═════ THE INPUT
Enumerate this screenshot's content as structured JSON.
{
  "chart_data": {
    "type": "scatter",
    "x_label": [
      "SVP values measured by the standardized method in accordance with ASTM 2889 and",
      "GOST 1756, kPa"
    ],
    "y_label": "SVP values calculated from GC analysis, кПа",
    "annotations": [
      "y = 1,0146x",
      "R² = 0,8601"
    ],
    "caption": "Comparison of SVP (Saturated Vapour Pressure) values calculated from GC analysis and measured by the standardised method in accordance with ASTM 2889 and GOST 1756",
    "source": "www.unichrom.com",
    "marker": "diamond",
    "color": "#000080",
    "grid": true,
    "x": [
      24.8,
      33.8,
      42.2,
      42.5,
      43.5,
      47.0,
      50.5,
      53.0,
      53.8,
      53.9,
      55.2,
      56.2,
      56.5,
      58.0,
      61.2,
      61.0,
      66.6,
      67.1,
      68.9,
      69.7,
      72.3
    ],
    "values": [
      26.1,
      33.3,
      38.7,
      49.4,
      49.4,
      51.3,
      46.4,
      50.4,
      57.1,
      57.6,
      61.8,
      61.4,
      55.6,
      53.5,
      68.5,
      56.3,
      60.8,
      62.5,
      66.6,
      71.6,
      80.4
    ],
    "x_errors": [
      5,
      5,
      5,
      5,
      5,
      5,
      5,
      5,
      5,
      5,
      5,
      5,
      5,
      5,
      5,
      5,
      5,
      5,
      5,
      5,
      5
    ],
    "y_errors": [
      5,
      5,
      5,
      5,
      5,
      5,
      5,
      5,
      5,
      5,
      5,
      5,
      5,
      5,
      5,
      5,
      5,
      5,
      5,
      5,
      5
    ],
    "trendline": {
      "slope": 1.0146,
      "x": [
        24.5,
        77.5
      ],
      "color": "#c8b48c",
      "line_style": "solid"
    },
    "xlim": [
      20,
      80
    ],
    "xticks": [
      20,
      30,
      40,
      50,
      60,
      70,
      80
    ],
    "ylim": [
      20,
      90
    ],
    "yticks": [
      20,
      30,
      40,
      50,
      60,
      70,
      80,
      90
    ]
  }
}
══════════
• [TASK OBJECTIVE]
Set down the material above again, word for word.

• [THE RESULT]
Enumerate this screenshot's content as structured JSON.
{
  "chart_data": {
    "type": "scatter",
    "x_label": [
      "SVP values measured by the standardized method in accordance with ASTM 2889 and",
      "GOST 1756, kPa"
    ],
    "y_label": "SVP values calculated from GC analysis, кПа",
    "annotations": [
      "y = 1,0146x",
      "R² = 0,8601"
    ],
    "caption": "Comparison of SVP (Saturated Vapour Pressure) values calculated from GC analysis and measured by the standardised method in accordance with ASTM 2889 and GOST 1756",
    "source": "www.unichrom.com",
    "marker": "diamond",
    "color": "#000080",
    "grid": true,
    "x": [
      24.8,
      33.8,
      42.2,
      42.5,
      43.5,
      47.0,
      50.5,
      53.0,
      53.8,
      53.9,
      55.2,
      56.2,
      56.5,
      58.0,
      61.2,
      61.0,
      66.6,
      67.1,
      68.9,
      69.7,
      72.3
    ],
    "values": [
      26.1,
      33.3,
      38.7,
      49.4,
      49.4,
      51.3,
      46.4,
      50.4,
      57.1,
      57.6,
      61.8,
      61.4,
      55.6,
      53.5,
      68.5,
      56.3,
      60.8,
      62.5,
      66.6,
      71.6,
      80.4
    ],
    "x_errors": [
      5,
      5,
      5,
      5,
      5,
      5,
      5,
      5,
      5,
      5,
      5,
      5,
      5,
      5,
      5,
      5,
      5,
      5,
      5,
      5,
      5
    ],
    "y_errors": [
      5,
      5,
      5,
      5,
      5,
      5,
      5,
      5,
      5,
      5,
      5,
      5,
      5,
      5,
      5,
      5,
      5,
      5,
      5,
      5,
      5
    ],
    "trendline": {
      "slope": 1.0146,
      "x": [
        24.5,
        77.5
      ],
      "color": "#c8b48c",
      "line_style": "solid"
    },
    "xlim": [
      20,
      80
    ],
    "xticks": [
      20,
      30,
      40,
      50,
      60,
      70,
      80
    ],
    "ylim": [
      20,
      90
    ],
    "yticks": [
      20,
      30,
      40,
      50,
      60,
      70,
      80,
      90
    ]
  }
}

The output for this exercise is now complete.